### DESCRIPTION OF THE TASK:
In the material below, identify each line bearing the word "this". Reproduce those lines.

-- Begin TASK MATERIAL --

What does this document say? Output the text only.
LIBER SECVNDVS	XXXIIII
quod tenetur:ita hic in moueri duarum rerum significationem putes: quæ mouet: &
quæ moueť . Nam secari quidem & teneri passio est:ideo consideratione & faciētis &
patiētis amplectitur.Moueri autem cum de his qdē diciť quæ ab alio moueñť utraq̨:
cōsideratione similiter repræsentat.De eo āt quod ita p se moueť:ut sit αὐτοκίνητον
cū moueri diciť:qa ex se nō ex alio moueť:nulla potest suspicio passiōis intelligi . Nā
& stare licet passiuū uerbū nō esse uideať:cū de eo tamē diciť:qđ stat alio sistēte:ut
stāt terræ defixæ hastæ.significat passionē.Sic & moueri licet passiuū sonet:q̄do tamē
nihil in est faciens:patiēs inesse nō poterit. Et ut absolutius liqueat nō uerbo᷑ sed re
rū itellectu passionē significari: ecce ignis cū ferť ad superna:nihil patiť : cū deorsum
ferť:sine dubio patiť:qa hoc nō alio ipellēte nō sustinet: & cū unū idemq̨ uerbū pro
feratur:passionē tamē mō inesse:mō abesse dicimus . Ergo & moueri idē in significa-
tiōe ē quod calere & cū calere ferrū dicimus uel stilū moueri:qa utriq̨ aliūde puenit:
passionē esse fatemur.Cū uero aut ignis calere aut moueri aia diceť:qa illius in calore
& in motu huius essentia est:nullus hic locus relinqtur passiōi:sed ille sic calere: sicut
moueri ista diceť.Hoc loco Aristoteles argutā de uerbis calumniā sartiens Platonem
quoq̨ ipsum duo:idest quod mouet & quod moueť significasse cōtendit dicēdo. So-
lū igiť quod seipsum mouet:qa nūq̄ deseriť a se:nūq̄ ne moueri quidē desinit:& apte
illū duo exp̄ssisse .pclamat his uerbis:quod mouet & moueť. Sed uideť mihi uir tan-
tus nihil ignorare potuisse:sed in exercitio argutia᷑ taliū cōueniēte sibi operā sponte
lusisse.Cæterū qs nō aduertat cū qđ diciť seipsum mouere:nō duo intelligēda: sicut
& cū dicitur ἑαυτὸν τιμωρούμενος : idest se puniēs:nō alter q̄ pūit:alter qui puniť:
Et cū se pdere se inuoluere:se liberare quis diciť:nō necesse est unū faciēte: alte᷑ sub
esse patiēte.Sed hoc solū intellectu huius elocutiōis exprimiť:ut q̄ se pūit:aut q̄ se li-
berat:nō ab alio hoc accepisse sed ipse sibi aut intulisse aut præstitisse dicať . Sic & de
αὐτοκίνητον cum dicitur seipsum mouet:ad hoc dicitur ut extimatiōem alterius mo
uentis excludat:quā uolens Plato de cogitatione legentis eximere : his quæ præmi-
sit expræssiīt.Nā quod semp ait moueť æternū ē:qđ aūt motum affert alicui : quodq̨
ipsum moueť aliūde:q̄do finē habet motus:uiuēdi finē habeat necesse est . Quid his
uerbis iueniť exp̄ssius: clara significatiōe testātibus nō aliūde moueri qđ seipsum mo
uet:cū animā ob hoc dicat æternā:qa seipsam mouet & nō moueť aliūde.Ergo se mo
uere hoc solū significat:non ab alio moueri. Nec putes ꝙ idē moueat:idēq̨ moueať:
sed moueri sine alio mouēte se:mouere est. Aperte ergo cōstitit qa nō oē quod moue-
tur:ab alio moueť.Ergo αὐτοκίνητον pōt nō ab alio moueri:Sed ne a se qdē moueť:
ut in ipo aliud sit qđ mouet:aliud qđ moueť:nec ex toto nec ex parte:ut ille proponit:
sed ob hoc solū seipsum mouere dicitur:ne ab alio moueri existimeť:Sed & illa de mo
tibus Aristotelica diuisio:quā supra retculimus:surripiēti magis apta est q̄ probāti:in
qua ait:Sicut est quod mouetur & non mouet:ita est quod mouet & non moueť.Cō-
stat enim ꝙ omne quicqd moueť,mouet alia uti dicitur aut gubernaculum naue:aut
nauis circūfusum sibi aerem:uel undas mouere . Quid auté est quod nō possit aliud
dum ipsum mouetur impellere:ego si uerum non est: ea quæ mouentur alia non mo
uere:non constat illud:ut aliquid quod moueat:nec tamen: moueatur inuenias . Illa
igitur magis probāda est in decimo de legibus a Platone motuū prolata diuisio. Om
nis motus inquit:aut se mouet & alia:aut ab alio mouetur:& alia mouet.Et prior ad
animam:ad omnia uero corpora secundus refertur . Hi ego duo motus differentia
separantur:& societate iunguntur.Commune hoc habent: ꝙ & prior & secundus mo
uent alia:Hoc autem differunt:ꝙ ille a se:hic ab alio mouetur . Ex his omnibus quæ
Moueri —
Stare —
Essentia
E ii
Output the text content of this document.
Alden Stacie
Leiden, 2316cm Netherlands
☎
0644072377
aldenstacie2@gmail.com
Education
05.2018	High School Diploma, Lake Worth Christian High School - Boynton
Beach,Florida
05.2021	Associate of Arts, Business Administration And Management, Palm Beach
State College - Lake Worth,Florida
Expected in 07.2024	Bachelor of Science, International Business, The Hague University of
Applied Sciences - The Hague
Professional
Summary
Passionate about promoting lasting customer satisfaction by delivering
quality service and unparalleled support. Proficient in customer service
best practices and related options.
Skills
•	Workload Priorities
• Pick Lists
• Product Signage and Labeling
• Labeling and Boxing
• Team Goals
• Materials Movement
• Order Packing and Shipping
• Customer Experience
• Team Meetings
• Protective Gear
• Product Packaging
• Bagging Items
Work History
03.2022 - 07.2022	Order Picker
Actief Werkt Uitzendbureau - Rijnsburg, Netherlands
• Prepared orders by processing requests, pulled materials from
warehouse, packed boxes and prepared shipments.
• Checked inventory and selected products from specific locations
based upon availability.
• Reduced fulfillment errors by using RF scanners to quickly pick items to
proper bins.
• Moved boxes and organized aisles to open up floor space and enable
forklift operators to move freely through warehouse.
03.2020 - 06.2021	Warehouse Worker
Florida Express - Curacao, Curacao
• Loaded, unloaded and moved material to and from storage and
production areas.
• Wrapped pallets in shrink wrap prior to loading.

-- End TASK MATERIAL --

### FINISHED TASK:
What does this document say? Output the text only.
Output the text content of this document.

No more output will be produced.